Saved entries
****
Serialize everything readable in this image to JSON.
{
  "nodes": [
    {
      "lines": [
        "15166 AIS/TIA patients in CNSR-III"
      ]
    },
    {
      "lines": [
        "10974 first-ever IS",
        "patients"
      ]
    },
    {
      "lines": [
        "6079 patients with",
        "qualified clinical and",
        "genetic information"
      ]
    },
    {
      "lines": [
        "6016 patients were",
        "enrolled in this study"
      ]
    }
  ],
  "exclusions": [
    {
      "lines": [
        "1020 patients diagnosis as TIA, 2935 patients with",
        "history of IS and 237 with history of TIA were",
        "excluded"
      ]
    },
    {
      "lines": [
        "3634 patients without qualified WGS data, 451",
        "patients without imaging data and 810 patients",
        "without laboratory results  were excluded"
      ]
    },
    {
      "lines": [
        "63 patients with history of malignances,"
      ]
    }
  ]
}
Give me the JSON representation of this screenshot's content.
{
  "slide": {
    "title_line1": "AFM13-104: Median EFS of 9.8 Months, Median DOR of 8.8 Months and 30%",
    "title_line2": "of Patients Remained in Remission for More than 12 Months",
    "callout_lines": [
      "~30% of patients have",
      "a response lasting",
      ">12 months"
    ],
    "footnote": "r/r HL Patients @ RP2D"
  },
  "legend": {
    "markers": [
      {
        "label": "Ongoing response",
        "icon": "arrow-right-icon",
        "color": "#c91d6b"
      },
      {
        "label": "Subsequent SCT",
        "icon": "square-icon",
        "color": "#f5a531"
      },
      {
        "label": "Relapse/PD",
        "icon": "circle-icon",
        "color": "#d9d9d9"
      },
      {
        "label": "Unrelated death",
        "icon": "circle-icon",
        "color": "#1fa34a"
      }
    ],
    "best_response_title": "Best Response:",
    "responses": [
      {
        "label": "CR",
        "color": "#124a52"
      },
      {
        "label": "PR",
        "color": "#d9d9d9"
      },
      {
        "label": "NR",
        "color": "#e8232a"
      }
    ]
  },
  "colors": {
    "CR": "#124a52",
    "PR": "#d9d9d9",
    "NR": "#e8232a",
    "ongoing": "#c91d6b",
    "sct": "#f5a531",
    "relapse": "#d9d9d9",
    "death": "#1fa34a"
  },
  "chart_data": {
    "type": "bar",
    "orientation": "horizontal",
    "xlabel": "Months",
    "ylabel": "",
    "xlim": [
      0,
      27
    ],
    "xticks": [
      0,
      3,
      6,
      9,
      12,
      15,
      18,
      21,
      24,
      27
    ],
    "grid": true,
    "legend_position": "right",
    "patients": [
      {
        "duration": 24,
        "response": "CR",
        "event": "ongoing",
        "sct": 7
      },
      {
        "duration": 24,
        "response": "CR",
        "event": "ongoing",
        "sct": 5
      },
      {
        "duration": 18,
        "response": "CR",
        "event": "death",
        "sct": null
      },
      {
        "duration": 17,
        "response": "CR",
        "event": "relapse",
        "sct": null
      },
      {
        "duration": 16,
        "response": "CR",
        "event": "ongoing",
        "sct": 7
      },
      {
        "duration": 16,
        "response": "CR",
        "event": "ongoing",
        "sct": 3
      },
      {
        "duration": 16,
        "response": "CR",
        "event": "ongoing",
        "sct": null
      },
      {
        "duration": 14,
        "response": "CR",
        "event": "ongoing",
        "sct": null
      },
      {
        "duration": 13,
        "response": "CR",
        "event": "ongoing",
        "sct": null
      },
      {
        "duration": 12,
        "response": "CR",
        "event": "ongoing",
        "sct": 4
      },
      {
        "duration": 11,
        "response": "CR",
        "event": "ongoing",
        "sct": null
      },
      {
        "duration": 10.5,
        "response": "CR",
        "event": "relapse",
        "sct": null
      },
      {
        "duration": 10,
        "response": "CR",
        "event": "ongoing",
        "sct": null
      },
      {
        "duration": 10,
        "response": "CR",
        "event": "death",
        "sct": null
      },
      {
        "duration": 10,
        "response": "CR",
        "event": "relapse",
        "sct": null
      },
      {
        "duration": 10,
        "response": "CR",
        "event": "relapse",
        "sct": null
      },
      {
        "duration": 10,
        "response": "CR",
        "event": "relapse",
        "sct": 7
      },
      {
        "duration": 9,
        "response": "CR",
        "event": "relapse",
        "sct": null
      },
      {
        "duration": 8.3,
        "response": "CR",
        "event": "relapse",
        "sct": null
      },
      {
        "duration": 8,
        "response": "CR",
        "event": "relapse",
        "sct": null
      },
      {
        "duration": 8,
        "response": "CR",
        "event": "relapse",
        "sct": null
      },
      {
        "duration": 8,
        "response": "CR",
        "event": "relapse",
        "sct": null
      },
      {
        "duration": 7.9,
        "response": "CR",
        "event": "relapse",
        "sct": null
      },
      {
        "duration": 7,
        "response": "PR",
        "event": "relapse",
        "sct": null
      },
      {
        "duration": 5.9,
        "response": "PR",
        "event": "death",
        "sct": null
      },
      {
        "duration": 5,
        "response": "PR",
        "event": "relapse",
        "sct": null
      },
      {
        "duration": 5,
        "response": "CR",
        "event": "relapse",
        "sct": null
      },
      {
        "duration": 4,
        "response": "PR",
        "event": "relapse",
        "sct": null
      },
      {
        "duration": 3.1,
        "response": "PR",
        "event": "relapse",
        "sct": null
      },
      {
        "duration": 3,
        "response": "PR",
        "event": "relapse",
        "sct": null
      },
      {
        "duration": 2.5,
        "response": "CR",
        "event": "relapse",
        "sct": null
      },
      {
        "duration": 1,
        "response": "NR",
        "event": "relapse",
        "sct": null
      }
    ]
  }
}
****
What needs to be done ▸ Whenever a line of the data above includes the word "were", copy that line.

Exercise output ▸
        "6016 patients were",
        "history of IS and 237 with history of TIA were",
        "without laboratory results  were excluded"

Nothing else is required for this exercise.